> **Challenge**
Copy every entry exactly.
╔══
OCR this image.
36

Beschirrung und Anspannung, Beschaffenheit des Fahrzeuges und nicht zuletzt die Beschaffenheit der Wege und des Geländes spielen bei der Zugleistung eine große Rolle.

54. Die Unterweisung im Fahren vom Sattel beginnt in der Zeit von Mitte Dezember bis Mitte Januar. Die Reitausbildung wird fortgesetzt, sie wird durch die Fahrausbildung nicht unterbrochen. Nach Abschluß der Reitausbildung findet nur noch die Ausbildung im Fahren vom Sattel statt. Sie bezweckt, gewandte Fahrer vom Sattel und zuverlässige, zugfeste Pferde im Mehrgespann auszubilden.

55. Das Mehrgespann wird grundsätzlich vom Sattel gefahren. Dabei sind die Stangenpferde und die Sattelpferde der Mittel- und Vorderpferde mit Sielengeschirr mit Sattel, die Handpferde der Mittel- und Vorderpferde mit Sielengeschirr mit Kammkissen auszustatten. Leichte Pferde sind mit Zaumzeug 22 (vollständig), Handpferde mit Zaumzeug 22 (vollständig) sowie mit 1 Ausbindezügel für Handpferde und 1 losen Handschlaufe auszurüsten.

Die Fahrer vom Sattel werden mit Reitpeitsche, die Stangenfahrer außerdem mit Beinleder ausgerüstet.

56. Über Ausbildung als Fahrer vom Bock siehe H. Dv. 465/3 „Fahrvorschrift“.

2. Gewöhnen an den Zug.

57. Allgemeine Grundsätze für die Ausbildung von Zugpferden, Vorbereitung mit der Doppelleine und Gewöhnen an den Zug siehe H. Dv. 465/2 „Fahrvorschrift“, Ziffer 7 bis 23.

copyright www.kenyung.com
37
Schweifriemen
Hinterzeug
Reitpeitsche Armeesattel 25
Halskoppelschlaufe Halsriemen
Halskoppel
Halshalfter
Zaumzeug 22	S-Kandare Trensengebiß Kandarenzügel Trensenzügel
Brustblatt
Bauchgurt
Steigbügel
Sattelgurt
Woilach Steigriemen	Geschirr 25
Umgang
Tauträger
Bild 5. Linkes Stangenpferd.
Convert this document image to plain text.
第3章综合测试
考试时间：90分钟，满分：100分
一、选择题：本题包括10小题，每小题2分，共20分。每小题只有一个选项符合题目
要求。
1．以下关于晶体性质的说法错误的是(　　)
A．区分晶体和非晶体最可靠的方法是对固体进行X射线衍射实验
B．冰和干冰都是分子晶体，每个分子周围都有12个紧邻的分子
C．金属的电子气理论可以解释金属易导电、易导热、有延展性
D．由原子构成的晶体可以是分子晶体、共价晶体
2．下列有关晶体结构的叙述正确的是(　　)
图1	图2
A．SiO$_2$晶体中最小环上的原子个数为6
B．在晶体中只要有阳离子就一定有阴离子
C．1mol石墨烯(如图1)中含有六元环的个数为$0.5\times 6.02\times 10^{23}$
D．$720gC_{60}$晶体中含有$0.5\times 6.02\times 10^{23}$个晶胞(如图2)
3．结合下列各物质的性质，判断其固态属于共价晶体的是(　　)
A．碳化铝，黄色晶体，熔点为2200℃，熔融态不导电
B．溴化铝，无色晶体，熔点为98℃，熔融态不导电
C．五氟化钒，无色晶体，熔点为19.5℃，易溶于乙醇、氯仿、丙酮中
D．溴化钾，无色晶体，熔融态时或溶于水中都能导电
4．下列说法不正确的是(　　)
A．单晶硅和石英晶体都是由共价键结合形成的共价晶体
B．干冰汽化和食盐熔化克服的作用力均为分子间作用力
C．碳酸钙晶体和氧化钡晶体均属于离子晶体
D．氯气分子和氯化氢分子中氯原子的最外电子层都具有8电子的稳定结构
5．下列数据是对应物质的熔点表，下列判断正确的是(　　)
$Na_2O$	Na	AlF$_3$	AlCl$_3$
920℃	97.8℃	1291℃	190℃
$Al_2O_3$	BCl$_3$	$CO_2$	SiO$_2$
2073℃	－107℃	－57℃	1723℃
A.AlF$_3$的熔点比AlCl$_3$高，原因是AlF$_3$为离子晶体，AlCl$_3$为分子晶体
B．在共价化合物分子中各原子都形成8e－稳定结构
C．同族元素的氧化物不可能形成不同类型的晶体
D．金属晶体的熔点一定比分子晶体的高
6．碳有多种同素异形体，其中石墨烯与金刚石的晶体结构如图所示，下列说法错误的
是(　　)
╚══
> **Solution to the problem**
OCR this image.
36

Beschirrung und Anspannung, Beschaffenheit des Fahrzeuges und nicht zuletzt die Beschaffenheit der Wege und des Geländes spielen bei der Zugleistung eine große Rolle.

54. Die Unterweisung im Fahren vom Sattel beginnt in der Zeit von Mitte Dezember bis Mitte Januar. Die Reitausbildung wird fortgesetzt, sie wird durch die Fahrausbildung nicht unterbrochen. Nach Abschluß der Reitausbildung findet nur noch die Ausbildung im Fahren vom Sattel statt. Sie bezweckt, gewandte Fahrer vom Sattel und zuverlässige, zugfeste Pferde im Mehrgespann auszubilden.

55. Das Mehrgespann wird grundsätzlich vom Sattel gefahren. Dabei sind die Stangenpferde und die Sattelpferde der Mittel- und Vorderpferde mit Sielengeschirr mit Sattel, die Handpferde der Mittel- und Vorderpferde mit Sielengeschirr mit Kammkissen auszustatten. Leichte Pferde sind mit Zaumzeug 22 (vollständig), Handpferde mit Zaumzeug 22 (vollständig) sowie mit 1 Ausbindezügel für Handpferde und 1 losen Handschlaufe auszurüsten.

Die Fahrer vom Sattel werden mit Reitpeitsche, die Stangenfahrer außerdem mit Beinleder ausgerüstet.

56. Über Ausbildung als Fahrer vom Bock siehe H. Dv. 465/3 „Fahrvorschrift“.

2. Gewöhnen an den Zug.

57. Allgemeine Grundsätze für die Ausbildung von Zugpferden, Vorbereitung mit der Doppelleine und Gewöhnen an den Zug siehe H. Dv. 465/2 „Fahrvorschrift“, Ziffer 7 bis 23.

copyright www.kenyung.com
37
Schweifriemen
Hinterzeug
Reitpeitsche Armeesattel 25
Halskoppelschlaufe Halsriemen
Halskoppel
Halshalfter
Zaumzeug 22	S-Kandare Trensengebiß Kandarenzügel Trensenzügel
Brustblatt
Bauchgurt
Steigbügel
Sattelgurt
Woilach Steigriemen	Geschirr 25
Umgang
Tauträger
Bild 5. Linkes Stangenpferd.
Convert this document image to plain text.
第3章综合测试
考试时间：90分钟，满分：100分
一、选择题：本题包括10小题，每小题2分，共20分。每小题只有一个选项符合题目
要求。
1．以下关于晶体性质的说法错误的是(　　)
A．区分晶体和非晶体最可靠的方法是对固体进行X射线衍射实验
B．冰和干冰都是分子晶体，每个分子周围都有12个紧邻的分子
C．金属的电子气理论可以解释金属易导电、易导热、有延展性
D．由原子构成的晶体可以是分子晶体、共价晶体
2．下列有关晶体结构的叙述正确的是(　　)
图1	图2
A．SiO$_2$晶体中最小环上的原子个数为6
B．在晶体中只要有阳离子就一定有阴离子
C．1mol石墨烯(如图1)中含有六元环的个数为$0.5\times 6.02\times 10^{23}$
D．$720gC_{60}$晶体中含有$0.5\times 6.02\times 10^{23}$个晶胞(如图2)
3．结合下列各物质的性质，判断其固态属于共价晶体的是(　　)
A．碳化铝，黄色晶体，熔点为2200℃，熔融态不导电
B．溴化铝，无色晶体，熔点为98℃，熔融态不导电
C．五氟化钒，无色晶体，熔点为19.5℃，易溶于乙醇、氯仿、丙酮中
D．溴化钾，无色晶体，熔融态时或溶于水中都能导电
4．下列说法不正确的是(　　)
A．单晶硅和石英晶体都是由共价键结合形成的共价晶体
B．干冰汽化和食盐熔化克服的作用力均为分子间作用力
C．碳酸钙晶体和氧化钡晶体均属于离子晶体
D．氯气分子和氯化氢分子中氯原子的最外电子层都具有8电子的稳定结构
5．下列数据是对应物质的熔点表，下列判断正确的是(　　)
$Na_2O$	Na	AlF$_3$	AlCl$_3$
920℃	97.8℃	1291℃	190℃
$Al_2O_3$	BCl$_3$	$CO_2$	SiO$_2$
2073℃	－107℃	－57℃	1723℃
A.AlF$_3$的熔点比AlCl$_3$高，原因是AlF$_3$为离子晶体，AlCl$_3$为分子晶体
B．在共价化合物分子中各原子都形成8e－稳定结构
C．同族元素的氧化物不可能形成不同类型的晶体
D．金属晶体的熔点一定比分子晶体的高
6．碳有多种同素异形体，其中石墨烯与金刚石的晶体结构如图所示，下列说法错误的
是(　　)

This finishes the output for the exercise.